§ **PROBLEM TO SOLVE**
State how many lines of the records contain the string "shower". Give the number alone.

§ **MATERIAL FOR THIS EXERCISE**
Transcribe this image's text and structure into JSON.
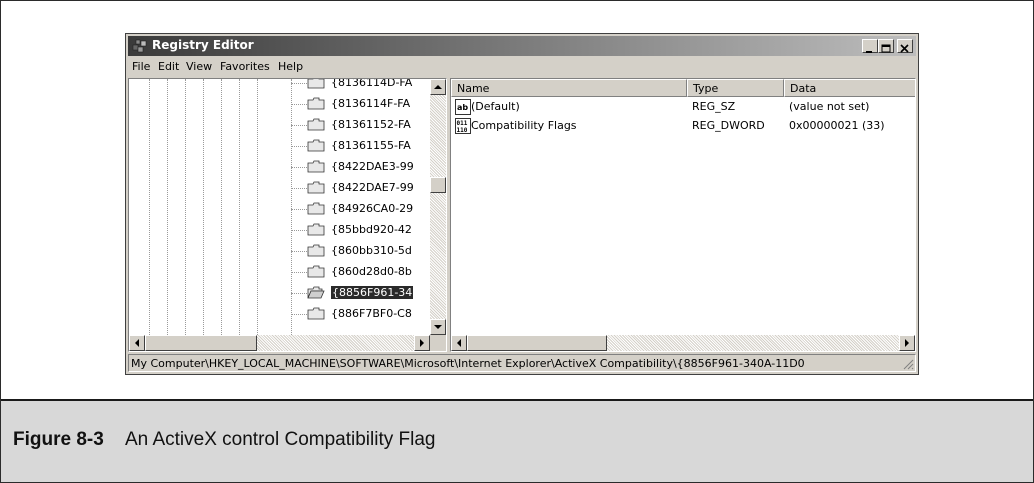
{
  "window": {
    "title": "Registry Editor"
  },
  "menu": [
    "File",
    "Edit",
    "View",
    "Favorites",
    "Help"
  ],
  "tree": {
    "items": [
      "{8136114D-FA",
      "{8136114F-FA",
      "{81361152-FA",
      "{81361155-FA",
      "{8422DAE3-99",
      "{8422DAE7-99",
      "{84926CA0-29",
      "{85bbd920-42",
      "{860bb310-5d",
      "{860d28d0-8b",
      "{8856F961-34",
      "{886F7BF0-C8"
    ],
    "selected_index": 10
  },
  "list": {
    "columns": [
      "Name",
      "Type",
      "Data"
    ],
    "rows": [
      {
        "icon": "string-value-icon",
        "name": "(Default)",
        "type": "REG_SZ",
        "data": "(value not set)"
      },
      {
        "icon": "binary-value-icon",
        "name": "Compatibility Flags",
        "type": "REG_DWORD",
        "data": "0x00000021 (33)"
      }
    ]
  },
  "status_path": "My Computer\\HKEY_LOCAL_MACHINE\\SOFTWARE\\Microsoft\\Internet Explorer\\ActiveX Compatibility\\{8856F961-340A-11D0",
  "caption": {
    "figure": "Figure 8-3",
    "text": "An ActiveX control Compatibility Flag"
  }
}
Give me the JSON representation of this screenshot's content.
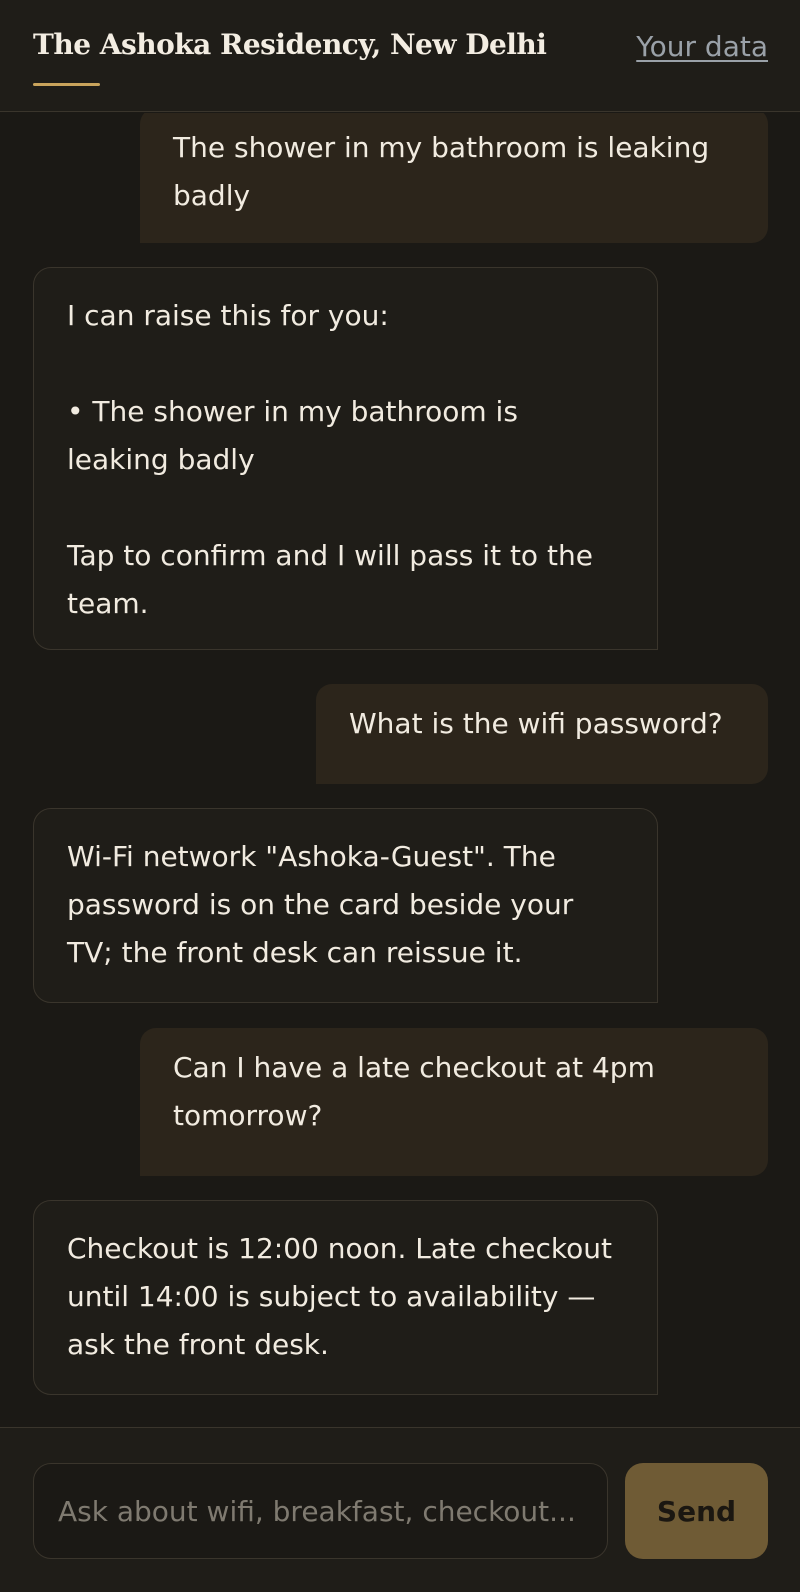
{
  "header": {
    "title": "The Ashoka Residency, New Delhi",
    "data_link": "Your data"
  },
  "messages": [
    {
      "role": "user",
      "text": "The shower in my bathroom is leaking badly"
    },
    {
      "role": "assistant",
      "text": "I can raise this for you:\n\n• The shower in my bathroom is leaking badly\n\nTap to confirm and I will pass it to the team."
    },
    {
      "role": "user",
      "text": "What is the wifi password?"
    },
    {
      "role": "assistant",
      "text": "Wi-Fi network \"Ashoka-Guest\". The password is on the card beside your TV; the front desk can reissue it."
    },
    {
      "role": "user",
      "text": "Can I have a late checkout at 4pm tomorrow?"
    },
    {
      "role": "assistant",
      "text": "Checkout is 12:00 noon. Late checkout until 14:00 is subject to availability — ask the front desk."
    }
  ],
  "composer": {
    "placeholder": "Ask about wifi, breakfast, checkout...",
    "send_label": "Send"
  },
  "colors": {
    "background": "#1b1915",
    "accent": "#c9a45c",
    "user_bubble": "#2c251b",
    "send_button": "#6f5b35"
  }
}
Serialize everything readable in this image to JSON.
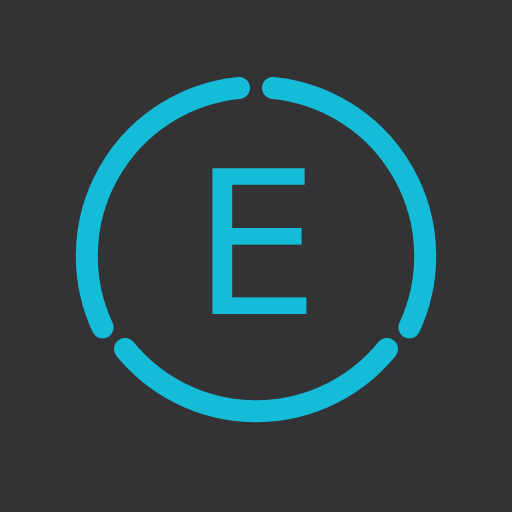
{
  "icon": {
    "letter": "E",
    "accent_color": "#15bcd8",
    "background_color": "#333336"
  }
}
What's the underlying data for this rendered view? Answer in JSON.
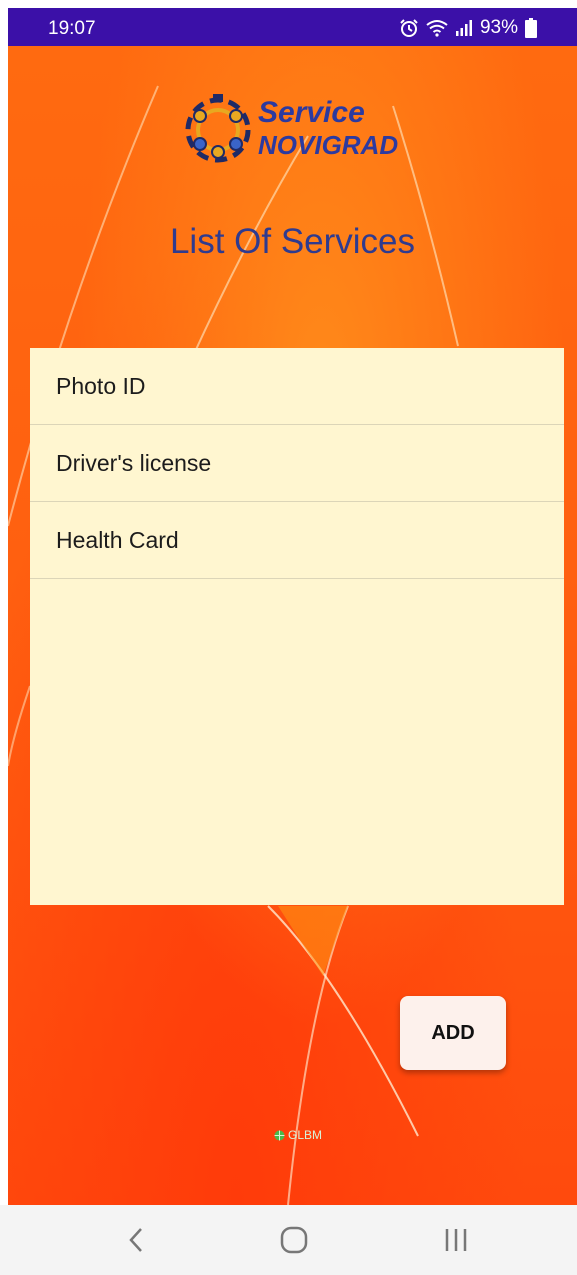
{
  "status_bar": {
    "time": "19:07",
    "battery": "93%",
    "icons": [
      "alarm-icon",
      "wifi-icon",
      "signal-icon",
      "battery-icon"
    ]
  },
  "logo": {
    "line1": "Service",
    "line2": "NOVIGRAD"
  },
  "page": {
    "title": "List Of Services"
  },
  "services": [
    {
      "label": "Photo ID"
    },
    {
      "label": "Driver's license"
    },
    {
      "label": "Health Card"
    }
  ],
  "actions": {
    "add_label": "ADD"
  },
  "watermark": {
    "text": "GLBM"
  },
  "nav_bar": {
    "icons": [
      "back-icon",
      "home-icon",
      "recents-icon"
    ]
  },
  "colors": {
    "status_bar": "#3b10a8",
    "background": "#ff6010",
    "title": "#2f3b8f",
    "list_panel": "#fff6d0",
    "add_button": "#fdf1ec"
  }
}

--

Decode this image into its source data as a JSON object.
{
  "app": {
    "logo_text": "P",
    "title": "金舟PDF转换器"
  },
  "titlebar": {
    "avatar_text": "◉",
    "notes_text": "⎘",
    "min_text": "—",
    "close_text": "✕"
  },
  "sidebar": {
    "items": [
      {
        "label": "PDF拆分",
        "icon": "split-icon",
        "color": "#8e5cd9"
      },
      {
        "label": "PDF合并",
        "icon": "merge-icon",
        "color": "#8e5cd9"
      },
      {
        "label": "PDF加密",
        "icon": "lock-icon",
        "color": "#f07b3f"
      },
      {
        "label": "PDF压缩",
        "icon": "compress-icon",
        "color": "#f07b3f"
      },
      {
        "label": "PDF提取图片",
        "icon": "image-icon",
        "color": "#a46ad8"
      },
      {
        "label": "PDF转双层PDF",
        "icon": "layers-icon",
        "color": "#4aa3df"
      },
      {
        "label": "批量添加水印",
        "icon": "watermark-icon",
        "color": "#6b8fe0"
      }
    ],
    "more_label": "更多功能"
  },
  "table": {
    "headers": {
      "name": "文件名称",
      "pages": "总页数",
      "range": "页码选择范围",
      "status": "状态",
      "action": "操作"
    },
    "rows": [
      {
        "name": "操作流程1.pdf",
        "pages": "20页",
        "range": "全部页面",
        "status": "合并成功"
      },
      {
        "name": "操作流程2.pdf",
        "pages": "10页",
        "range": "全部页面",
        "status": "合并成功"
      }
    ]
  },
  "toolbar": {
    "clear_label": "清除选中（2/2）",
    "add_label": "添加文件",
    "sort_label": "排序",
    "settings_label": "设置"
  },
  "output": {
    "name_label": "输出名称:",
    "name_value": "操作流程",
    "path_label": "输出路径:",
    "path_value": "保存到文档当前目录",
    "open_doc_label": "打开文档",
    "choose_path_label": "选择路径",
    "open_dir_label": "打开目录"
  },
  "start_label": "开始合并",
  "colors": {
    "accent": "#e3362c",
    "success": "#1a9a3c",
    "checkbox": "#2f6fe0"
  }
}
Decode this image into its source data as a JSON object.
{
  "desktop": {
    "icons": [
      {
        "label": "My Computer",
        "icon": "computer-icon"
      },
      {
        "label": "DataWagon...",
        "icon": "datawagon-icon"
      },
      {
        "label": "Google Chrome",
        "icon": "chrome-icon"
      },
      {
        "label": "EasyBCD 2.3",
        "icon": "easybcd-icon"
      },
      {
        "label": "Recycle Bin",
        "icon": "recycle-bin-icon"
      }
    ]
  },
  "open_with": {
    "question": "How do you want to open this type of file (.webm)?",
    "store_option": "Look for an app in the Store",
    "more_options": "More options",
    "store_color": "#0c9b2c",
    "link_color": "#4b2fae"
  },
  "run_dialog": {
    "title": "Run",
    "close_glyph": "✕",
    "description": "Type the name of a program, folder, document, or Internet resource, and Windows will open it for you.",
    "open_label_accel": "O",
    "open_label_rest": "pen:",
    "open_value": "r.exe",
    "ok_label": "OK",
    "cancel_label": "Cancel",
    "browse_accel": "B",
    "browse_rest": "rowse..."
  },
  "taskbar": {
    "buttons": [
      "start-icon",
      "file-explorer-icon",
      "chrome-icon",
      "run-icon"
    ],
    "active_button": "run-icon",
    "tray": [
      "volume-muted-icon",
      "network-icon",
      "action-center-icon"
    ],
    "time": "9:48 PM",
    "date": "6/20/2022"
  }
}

§ **EXPECTED ANSWER**
2